Directions → Go through the listing beneath this task and return every line that carries the string "Тульской".
===== Data provided
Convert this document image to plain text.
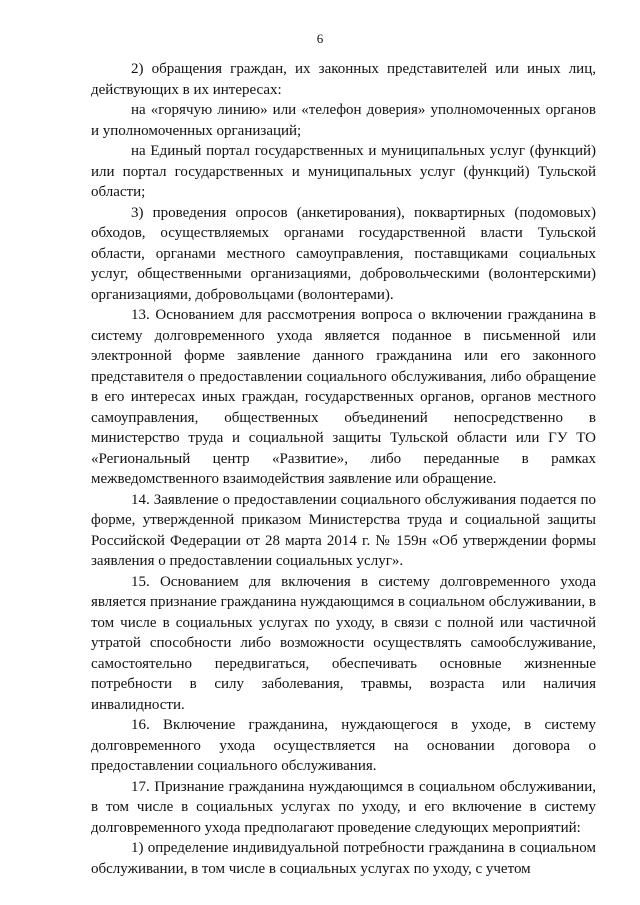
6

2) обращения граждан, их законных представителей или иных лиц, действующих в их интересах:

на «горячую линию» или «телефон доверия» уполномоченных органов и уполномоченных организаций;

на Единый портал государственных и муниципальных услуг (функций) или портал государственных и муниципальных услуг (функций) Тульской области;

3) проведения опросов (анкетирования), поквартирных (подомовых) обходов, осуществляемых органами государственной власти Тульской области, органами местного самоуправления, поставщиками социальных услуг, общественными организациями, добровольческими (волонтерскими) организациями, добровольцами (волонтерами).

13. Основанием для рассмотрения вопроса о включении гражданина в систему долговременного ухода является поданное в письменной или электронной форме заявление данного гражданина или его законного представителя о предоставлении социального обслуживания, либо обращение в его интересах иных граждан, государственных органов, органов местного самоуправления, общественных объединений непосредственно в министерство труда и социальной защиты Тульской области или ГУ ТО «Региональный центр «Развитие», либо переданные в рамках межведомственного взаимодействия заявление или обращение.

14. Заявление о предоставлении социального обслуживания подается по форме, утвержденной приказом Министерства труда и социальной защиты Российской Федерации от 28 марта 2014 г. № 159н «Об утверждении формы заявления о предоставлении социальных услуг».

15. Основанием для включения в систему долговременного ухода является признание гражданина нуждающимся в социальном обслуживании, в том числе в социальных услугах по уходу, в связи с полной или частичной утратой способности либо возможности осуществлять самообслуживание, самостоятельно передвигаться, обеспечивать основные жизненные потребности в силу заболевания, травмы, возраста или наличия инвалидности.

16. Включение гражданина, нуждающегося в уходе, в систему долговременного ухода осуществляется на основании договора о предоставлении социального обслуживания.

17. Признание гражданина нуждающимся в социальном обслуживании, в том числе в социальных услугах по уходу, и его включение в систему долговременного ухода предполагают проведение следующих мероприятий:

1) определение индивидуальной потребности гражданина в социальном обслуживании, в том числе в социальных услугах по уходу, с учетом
==========
===== Data provided
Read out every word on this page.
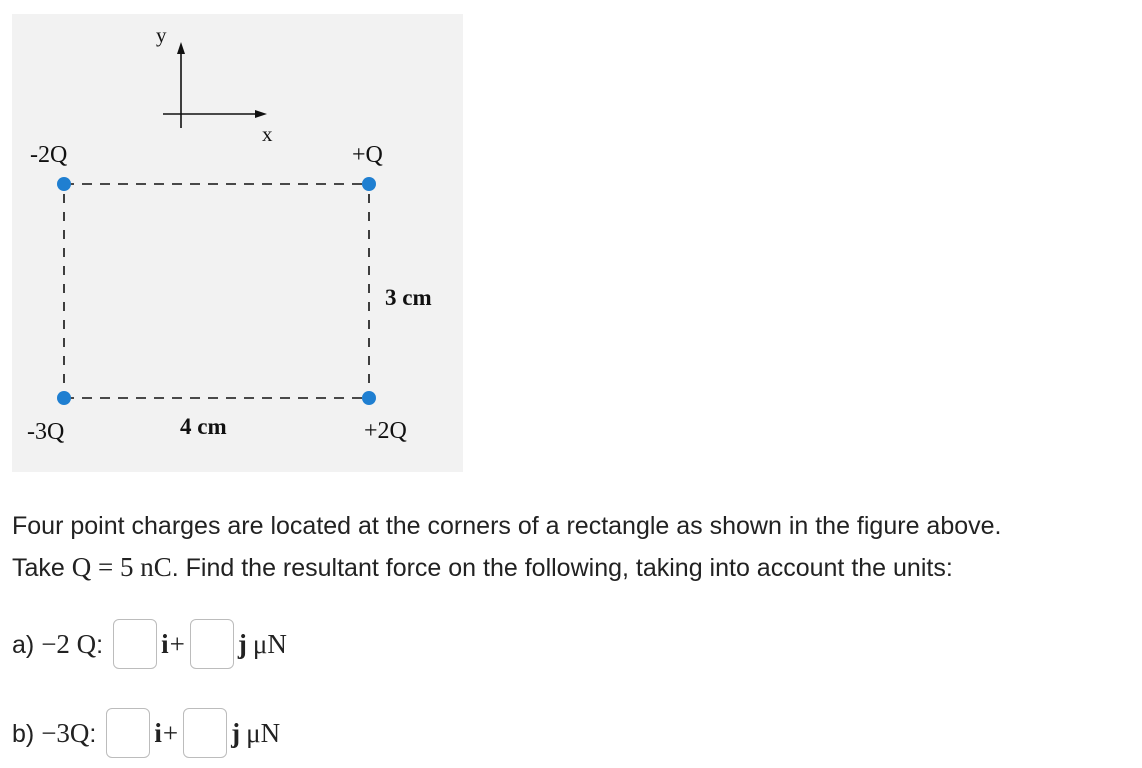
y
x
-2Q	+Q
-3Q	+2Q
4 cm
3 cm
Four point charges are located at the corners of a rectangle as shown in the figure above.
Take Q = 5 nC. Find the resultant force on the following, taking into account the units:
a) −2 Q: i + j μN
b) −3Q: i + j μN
==========
===== Data provided
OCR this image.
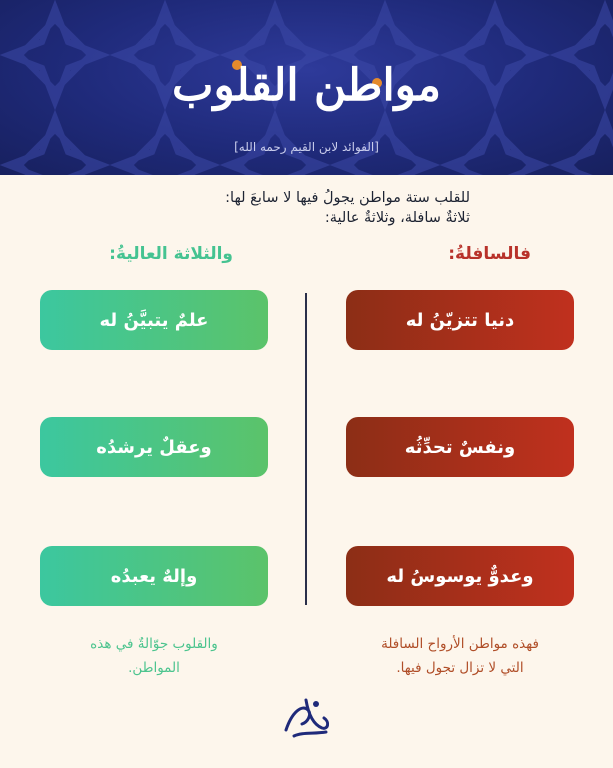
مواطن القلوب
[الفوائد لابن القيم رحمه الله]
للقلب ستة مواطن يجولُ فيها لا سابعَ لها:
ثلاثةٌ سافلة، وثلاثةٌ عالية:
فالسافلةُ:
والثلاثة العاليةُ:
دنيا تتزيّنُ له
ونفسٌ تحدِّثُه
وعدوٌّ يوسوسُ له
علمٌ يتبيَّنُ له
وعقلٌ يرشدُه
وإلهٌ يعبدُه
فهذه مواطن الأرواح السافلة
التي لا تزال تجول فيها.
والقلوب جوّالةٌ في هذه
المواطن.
==========
Task answer →
на Единый портал государственных и муниципальных услуг (функций) или портал государственных и муниципальных услуг (функций) Тульской области;
3) проведения опросов (анкетирования), поквартирных (подомовых) обходов, осуществляемых органами государственной власти Тульской области, органами местного самоуправления, поставщиками социальных услуг, общественными организациями, добровольческими (волонтерскими) организациями, добровольцами (волонтерами).
13. Основанием для рассмотрения вопроса о включении гражданина в систему долговременного ухода является поданное в письменной или электронной форме заявление данного гражданина или его законного представителя о предоставлении социального обслуживания, либо обращение в его интересах иных граждан, государственных органов, органов местного самоуправления, общественных объединений непосредственно в министерство труда и социальной защиты Тульской области или ГУ ТО «Региональный центр «Развитие», либо переданные в рамках межведомственного взаимодействия заявление или обращение.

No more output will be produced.